### [Given exercise]
Check each statement against the blog post on e-mail overload. Answer yes or no and quote the deciding words. 1. On average, corporate employees send and receive 105 emails per work day. 2. Some analysts claim that 107 billion e-mails were generated during 2010. 3. Given the choice, the writer would keep the old-school office telephone rather than Facebook.

Quotes that Say Something


"Please, dad, get down and look. I think there's some kind of monster under my bed."

Life when seen in close-up often seems tragic, but in wide-angle it often seems comic. -- Charlie Chaplin

"And when the cloudbursts thunder in your ear, you shout, but no one's there to hear. And if the band you're in starts playing different tunes, I'll see you on the dark side of the moon." -- Roger Waters, "Brain Damage"


Jul 10, 2012

I'll Trade You 4 Tweets for 2 Txts and a PM on IM. Deal?


Life's Too Short for So Much E-Mail

Overload ... people who do not look at email regularly at work are less stressed and more productive than their colleagues.

Looking to be less stressed and more productive? If you listen to certain work-product and workplace satisfaction experts, they'll tell you to dump the E-Mail habit in your life. Or, at least, learn coping mechanisms to control the e-mail problem that you probably have. No doubt you are affected by the e-onslaught. Some analysts claim that 107 trillion electronic messages (e-mails) were generated in the material world during 2010. That's 107 trillion. I personally feel responsible (regarding the sending and/or receiving end) of about 250 billion or so of those e-messages -- it could be many more, but I eat and sleep regularly and take a real vacation now and then.

On average, corporate employees send and receive 105 emails per work day.

If you could keep only one of the following: E-Mail, Facebook, Twitter, Blogging, Instant Messaging (a.k.a. PM), Texting, or the Old-School Office Telephone -- which would it be?

If each of these social media tools were to disappear suddenly which, if any (of them all), would you miss?

For me, it would be easy to discern. Goodbye to you, Marconi and Alexander Graham Bell. Howdy and hello to Mark Zuckerberg. Facebook feels now like my interpersonal communication drug of choice. The phone still feels like too much (work and) effort, after all these decades of occasional dating.

### [Supplied information]
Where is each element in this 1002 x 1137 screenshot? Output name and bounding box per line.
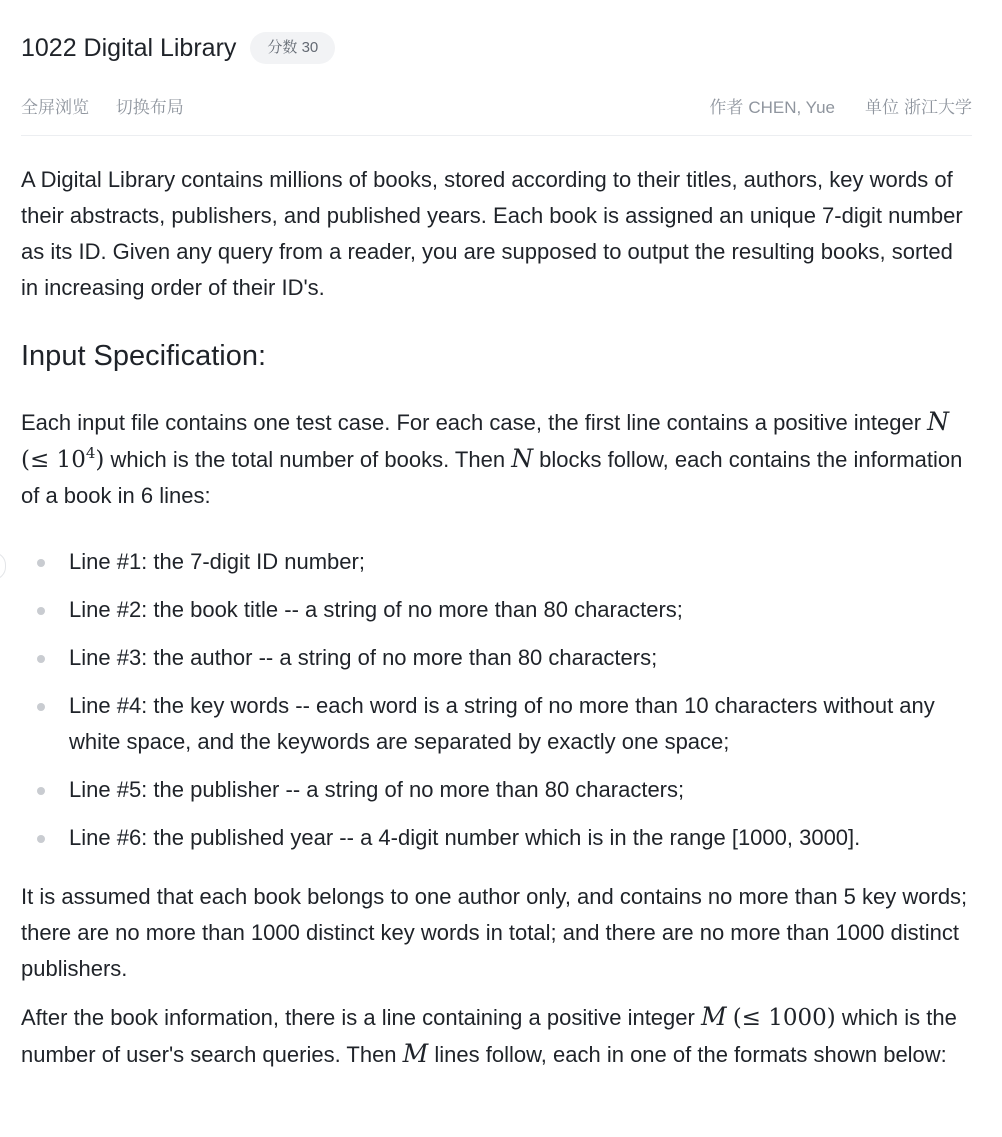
math-n-2: N (511, 444, 534, 473)
problem-title: 1022 Digital Library (21, 34, 237, 62)
math-n: N (927, 407, 950, 436)
side-collapse-handle[interactable] (0, 552, 6, 580)
bullet-dot (37, 787, 45, 795)
list-item (21, 688, 972, 760)
list-item (21, 772, 972, 808)
query-text-1: After the book information, there is a line containing a positive integer (21, 1005, 701, 1030)
toggle-layout-button[interactable]: 切换布局 (115, 97, 184, 117)
unit-value: 浙江大学 (904, 97, 972, 117)
math-n-bound-close: ) (95, 447, 105, 473)
score-badge: 分数 30 (250, 32, 335, 64)
math-n-bound-exponent: 4 (85, 444, 96, 462)
list-item-text: Line #1: the 7-digit ID number; (69, 549, 365, 574)
bullet-dot (37, 655, 45, 663)
list-item (21, 592, 972, 628)
bullet-dot (37, 607, 45, 615)
view-options (21, 93, 184, 118)
author-label: 作者 (709, 97, 744, 117)
query-text-2: which is the number of user's search queries. Then (21, 1005, 957, 1067)
author-value: CHEN, Yue (748, 97, 835, 117)
input-text-2: which is the total number of books. Then (104, 447, 512, 472)
list-item-text: Line #5: the publisher -- a string of no more than 80 characters; (69, 777, 685, 802)
bullet-dot (37, 559, 45, 567)
problem-meta (709, 93, 972, 118)
math-n-bound-open: (≤ 10 (21, 447, 86, 473)
list-item (21, 820, 972, 856)
fullscreen-button[interactable]: 全屏浏览 (21, 97, 89, 117)
problem-toolbar (21, 90, 972, 136)
list-item (21, 544, 972, 580)
problem-page (0, 24, 1002, 1137)
title-row (21, 24, 972, 72)
list-item-text: Line #2: the book title -- a string of no more than 80 characters; (69, 597, 683, 622)
problem-description (21, 162, 972, 1073)
list-item-text: Line #4: the key words -- each word is a string of no more than 10 characters without any white space, and the keywords are separated by exactly one space; (69, 693, 935, 754)
intro-paragraph: A Digital Library contains millions of books, stored according to their titles, authors, key words of their abstracts, publishers, and published years. Each book is assigned an unique 7-digit number as its ID. Given any query from a reader, you are supposed to output the resulting books, sorted in increasing order of their ID's. (21, 167, 963, 300)
math-m: M (700, 1002, 727, 1031)
math-m-2: M (402, 1039, 429, 1068)
unit-label: 单位 (865, 97, 899, 117)
query-text-3: lines follow, each in one of the formats shown below: (428, 1042, 947, 1067)
assumption-paragraph: It is assumed that each book belongs to one author only, and contains no more than 5 key words; there are no more than 1000 distinct key words in total; and there are no more than 1000 distinct publishers. (21, 884, 968, 981)
input-text-1: Each input file contains one test case. For each case, the first line contains a positive integer (21, 410, 928, 435)
bullet-dot (37, 835, 45, 843)
bullet-dot (37, 703, 45, 711)
list-item-text: Line #3: the author -- a string of no more than 80 characters; (69, 645, 658, 670)
math-m-bound: (≤ 1000) (732, 1005, 836, 1031)
list-item (21, 640, 972, 676)
input-text-3: blocks follow, each contains the information of a book in 6 lines: (21, 447, 963, 508)
input-spec-heading: Input Specification: (21, 340, 267, 372)
input-paragraph (21, 404, 972, 514)
list-item-text: Line #6: the published year -- a 4-digit number which is in the range [1000, 3000]. (69, 825, 861, 850)
query-paragraph (21, 999, 972, 1073)
book-lines-list (21, 544, 972, 856)
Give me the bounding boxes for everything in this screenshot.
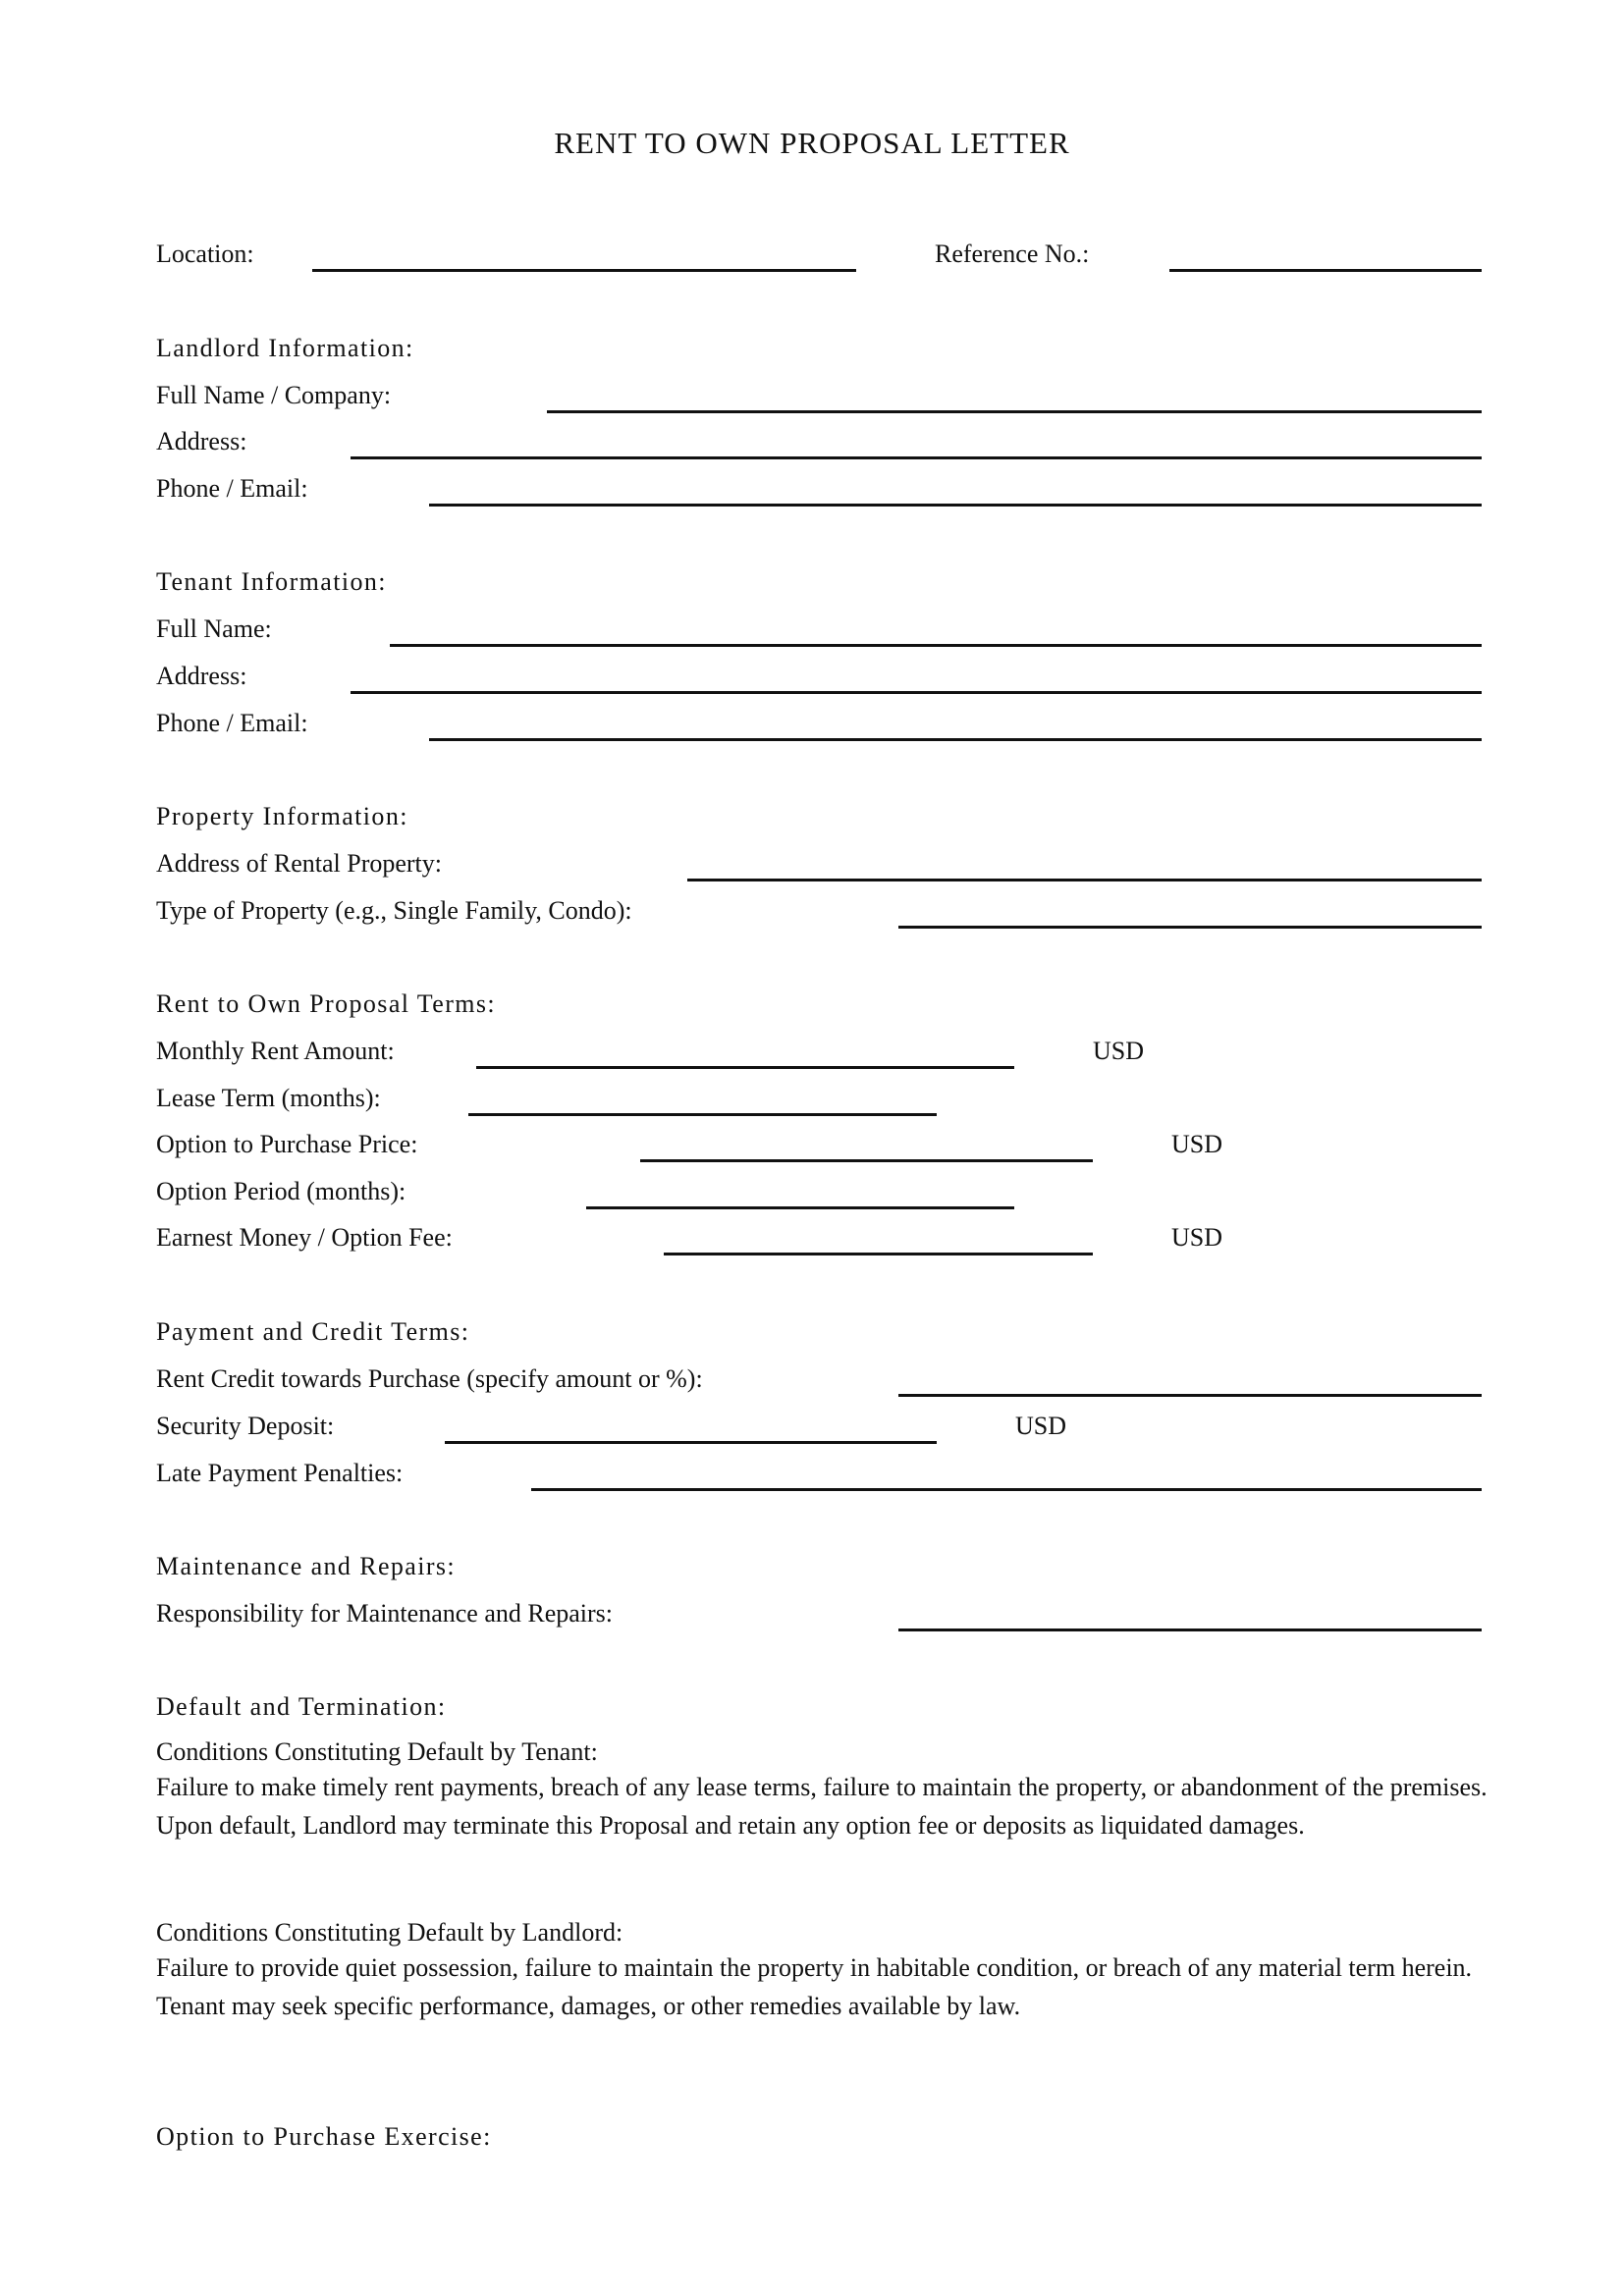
monthly-rent-label: Monthly Rent Amount: xyxy=(156,1037,395,1065)
option-period-field[interactable] xyxy=(586,1206,1014,1209)
deposit-currency: USD xyxy=(1015,1412,1067,1440)
option-period-label: Option Period (months): xyxy=(156,1177,406,1205)
monthly-rent-currency: USD xyxy=(1093,1037,1145,1065)
tenant-default-section xyxy=(156,1736,1501,1844)
tenant-contact-label: Phone / Email: xyxy=(156,709,308,737)
terms-heading: Rent to Own Proposal Terms: xyxy=(156,989,497,1018)
late-penalties-label: Late Payment Penalties: xyxy=(156,1459,404,1487)
lease-term-field[interactable] xyxy=(468,1113,937,1116)
landlord-heading: Landlord Information: xyxy=(156,334,414,362)
tenant-default-title: Conditions Constituting Default by Tenant: xyxy=(156,1737,598,1766)
maintenance-heading: Maintenance and Repairs: xyxy=(156,1552,457,1580)
payment-heading: Payment and Credit Terms: xyxy=(156,1317,470,1346)
tenant-address-field[interactable] xyxy=(351,691,1482,694)
purchase-price-field[interactable] xyxy=(640,1159,1093,1162)
reference-field[interactable] xyxy=(1169,269,1482,272)
monthly-rent-field[interactable] xyxy=(476,1066,1014,1069)
landlord-default-text: Failure to provide quiet possession, failure to maintain the property in habitable condition, or breach of any material term herein. Tenant may seek specific performance, damages, or other remedies available by law. xyxy=(156,1953,1473,2020)
late-penalties-field[interactable] xyxy=(531,1488,1482,1491)
property-type-field[interactable] xyxy=(898,926,1482,929)
tenant-default-text: Failure to make timely rent payments, breach of any lease terms, failure to maintain the property, or abandonment of the premises. Upon default, Landlord may terminate this Proposal and retain any option fee or deposits as liquidated damages. xyxy=(156,1773,1488,1840)
option-fee-field[interactable] xyxy=(664,1253,1093,1255)
landlord-contact-label: Phone / Email: xyxy=(156,474,308,503)
maintenance-responsibility-label: Responsibility for Maintenance and Repairs: xyxy=(156,1599,614,1628)
property-address-field[interactable] xyxy=(687,879,1482,881)
landlord-address-label: Address: xyxy=(156,427,247,455)
location-label: Location: xyxy=(156,240,254,268)
landlord-default-section xyxy=(156,1917,1501,2025)
option-fee-currency: USD xyxy=(1171,1223,1223,1252)
tenant-name-field[interactable] xyxy=(390,644,1482,647)
rent-credit-field[interactable] xyxy=(898,1394,1482,1397)
option-exercise-heading: Option to Purchase Exercise: xyxy=(156,2122,492,2151)
tenant-heading: Tenant Information: xyxy=(156,567,387,596)
tenant-contact-field[interactable] xyxy=(429,738,1482,741)
landlord-address-field[interactable] xyxy=(351,456,1482,459)
default-heading: Default and Termination: xyxy=(156,1692,447,1721)
lease-term-label: Lease Term (months): xyxy=(156,1084,381,1112)
property-heading: Property Information: xyxy=(156,802,408,830)
landlord-default-title: Conditions Constituting Default by Landlord: xyxy=(156,1918,623,1947)
tenant-name-label: Full Name: xyxy=(156,614,272,643)
property-type-label: Type of Property (e.g., Single Family, Condo): xyxy=(156,896,632,925)
property-address-label: Address of Rental Property: xyxy=(156,849,443,878)
landlord-name-label: Full Name / Company: xyxy=(156,381,392,409)
location-field[interactable] xyxy=(312,269,856,272)
purchase-price-currency: USD xyxy=(1171,1130,1223,1158)
landlord-contact-field[interactable] xyxy=(429,504,1482,507)
option-fee-label: Earnest Money / Option Fee: xyxy=(156,1223,453,1252)
document-title: RENT TO OWN PROPOSAL LETTER xyxy=(554,126,1070,160)
maintenance-responsibility-field[interactable] xyxy=(898,1629,1482,1631)
landlord-name-field[interactable] xyxy=(547,410,1482,413)
tenant-address-label: Address: xyxy=(156,662,247,690)
deposit-label: Security Deposit: xyxy=(156,1412,335,1440)
purchase-price-label: Option to Purchase Price: xyxy=(156,1130,418,1158)
reference-label: Reference No.: xyxy=(935,240,1090,268)
deposit-field[interactable] xyxy=(445,1441,937,1444)
rent-credit-label: Rent Credit towards Purchase (specify amount or %): xyxy=(156,1364,703,1393)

### [Result below]
1. Yes: "On average, corporate employees send and receive 105 emails per work day."
2. No: "Some analysts claim that 107 trillion electronic messages (e-mails) were generated in the material world during 2010."
3. No: "Facebook feels now like my interpersonal communication drug of choice."